TASK INSTRUCTIONS:
Without the pictures, copy the entries below word for word.
+++ LISTED RECORDS +++
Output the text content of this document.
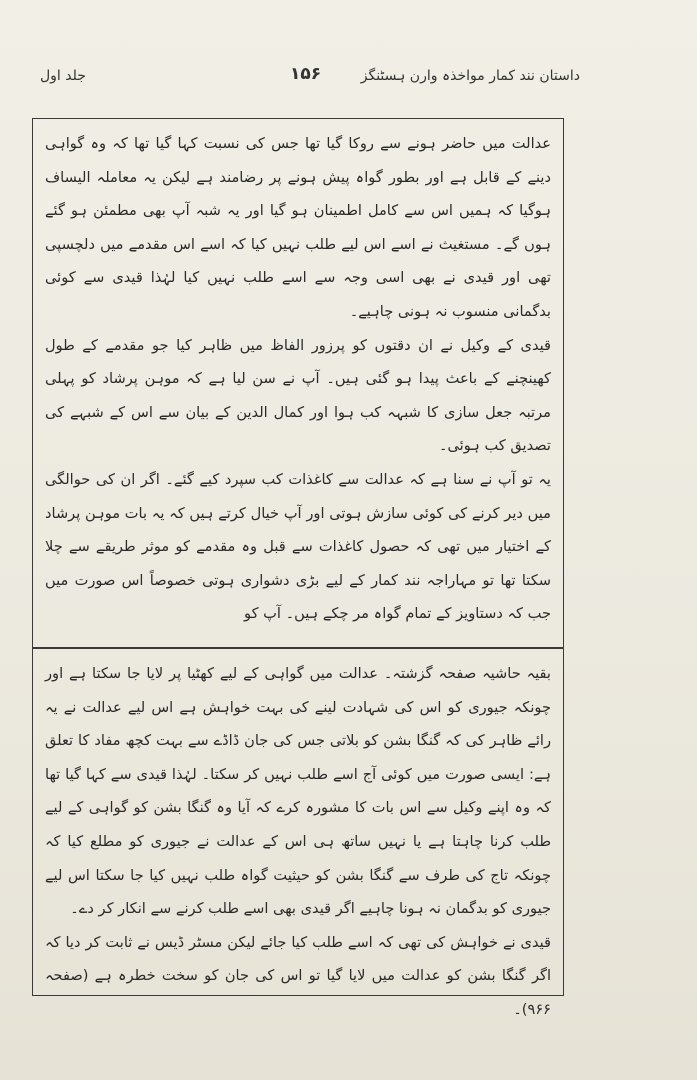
داستان نند کمار مواخذہ وارن ہسٹنگز
۱۵۶
جلد اول

عدالت میں حاضر ہونے سے روکا گیا تھا جس کی نسبت کہا گیا تھا کہ وہ گواہی دینے کے قابل ہے اور بطور گواہ پیش ہونے پر رضامند ہے لیکن یہ معاملہ الیساف ہوگیا کہ ہمیں اس سے کامل اطمینان ہو گیا اور یہ شبہ آپ بھی مطمئن ہو گئے ہوں گے۔ مستغیث نے اسے اس لیے طلب نہیں کیا کہ اسے اس مقدمے میں دلچسپی تھی اور قیدی نے بھی اسی وجہ سے اسے طلب نہیں کیا لہٰذا قیدی سے کوئی بدگمانی منسوب نہ ہونی چاہیے۔

قیدی کے وکیل نے ان دقتوں کو پرزور الفاظ میں ظاہر کیا جو مقدمے کے طول کھینچنے کے باعث پیدا ہو گئی ہیں۔ آپ نے سن لیا ہے کہ موہن پرشاد کو پہلی مرتبہ جعل سازی کا شبہہ کب ہوا اور کمال الدین کے بیان سے اس کے شبہے کی تصدیق کب ہوئی۔

یہ تو آپ نے سنا ہے کہ عدالت سے کاغذات کب سپرد کیے گئے۔ اگر ان کی حوالگی میں دیر کرنے کی کوئی سازش ہوتی اور آپ خیال کرتے ہیں کہ یہ بات موہن پرشاد کے اختیار میں تھی کہ حصول کاغذات سے قبل وہ مقدمے کو موثر طریقے سے چلا سکتا تھا تو مہاراجہ نند کمار کے لیے بڑی دشواری ہوتی خصوصاً اس صورت میں جب کہ دستاویز کے تمام گواہ مر چکے ہیں۔ آپ کو

بقیہ حاشیہ صفحہ گزشتہ۔ عدالت میں گواہی کے لیے کھٹیا پر لایا جا سکتا ہے اور چونکہ جیوری کو اس کی شہادت لینے کی بہت خواہش ہے اس لیے عدالت نے یہ رائے ظاہر کی کہ گنگا بشن کو بلاتی جس کی جان ڈاڈے سے بہت کچھ مفاد کا تعلق ہے: ایسی صورت میں کوئی آج اسے طلب نہیں کر سکتا۔ لہٰذا قیدی سے کہا گیا تھا کہ وہ اپنے وکیل سے اس بات کا مشورہ کرے کہ آیا وہ گنگا بشن کو گواہی کے لیے طلب کرنا چاہتا ہے یا نہیں ساتھ ہی اس کے عدالت نے جیوری کو مطلع کیا کہ چونکہ تاج کی طرف سے گنگا بشن کو حیثیت گواہ طلب نہیں کیا جا سکتا اس لیے جیوری کو بدگمان نہ ہونا چاہیے اگر قیدی بھی اسے طلب کرنے سے انکار کر دے۔

قیدی نے خواہش کی تھی کہ اسے طلب کیا جائے لیکن مسٹر ڈیس نے ثابت کر دیا کہ اگر گنگا بشن کو عدالت میں لایا گیا تو اس کی جان کو سخت خطرہ ہے (صفحہ ۹۶۶)۔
+++
EXPECTED ANSWER:
Output the text content of this document.
داستان نند کمار مواخذہ وارن ہسٹنگز
۱۵۶
جلد اول

عدالت میں حاضر ہونے سے روکا گیا تھا جس کی نسبت کہا گیا تھا کہ وہ گواہی دینے کے قابل ہے اور بطور گواہ پیش ہونے پر رضامند ہے لیکن یہ معاملہ الیساف ہوگیا کہ ہمیں اس سے کامل اطمینان ہو گیا اور یہ شبہ آپ بھی مطمئن ہو گئے ہوں گے۔ مستغیث نے اسے اس لیے طلب نہیں کیا کہ اسے اس مقدمے میں دلچسپی تھی اور قیدی نے بھی اسی وجہ سے اسے طلب نہیں کیا لہٰذا قیدی سے کوئی بدگمانی منسوب نہ ہونی چاہیے۔

قیدی کے وکیل نے ان دقتوں کو پرزور الفاظ میں ظاہر کیا جو مقدمے کے طول کھینچنے کے باعث پیدا ہو گئی ہیں۔ آپ نے سن لیا ہے کہ موہن پرشاد کو پہلی مرتبہ جعل سازی کا شبہہ کب ہوا اور کمال الدین کے بیان سے اس کے شبہے کی تصدیق کب ہوئی۔

یہ تو آپ نے سنا ہے کہ عدالت سے کاغذات کب سپرد کیے گئے۔ اگر ان کی حوالگی میں دیر کرنے کی کوئی سازش ہوتی اور آپ خیال کرتے ہیں کہ یہ بات موہن پرشاد کے اختیار میں تھی کہ حصول کاغذات سے قبل وہ مقدمے کو موثر طریقے سے چلا سکتا تھا تو مہاراجہ نند کمار کے لیے بڑی دشواری ہوتی خصوصاً اس صورت میں جب کہ دستاویز کے تمام گواہ مر چکے ہیں۔ آپ کو

بقیہ حاشیہ صفحہ گزشتہ۔ عدالت میں گواہی کے لیے کھٹیا پر لایا جا سکتا ہے اور چونکہ جیوری کو اس کی شہادت لینے کی بہت خواہش ہے اس لیے عدالت نے یہ رائے ظاہر کی کہ گنگا بشن کو بلاتی جس کی جان ڈاڈے سے بہت کچھ مفاد کا تعلق ہے: ایسی صورت میں کوئی آج اسے طلب نہیں کر سکتا۔ لہٰذا قیدی سے کہا گیا تھا کہ وہ اپنے وکیل سے اس بات کا مشورہ کرے کہ آیا وہ گنگا بشن کو گواہی کے لیے طلب کرنا چاہتا ہے یا نہیں ساتھ ہی اس کے عدالت نے جیوری کو مطلع کیا کہ چونکہ تاج کی طرف سے گنگا بشن کو حیثیت گواہ طلب نہیں کیا جا سکتا اس لیے جیوری کو بدگمان نہ ہونا چاہیے اگر قیدی بھی اسے طلب کرنے سے انکار کر دے۔

قیدی نے خواہش کی تھی کہ اسے طلب کیا جائے لیکن مسٹر ڈیس نے ثابت کر دیا کہ اگر گنگا بشن کو عدالت میں لایا گیا تو اس کی جان کو سخت خطرہ ہے (صفحہ ۹۶۶)۔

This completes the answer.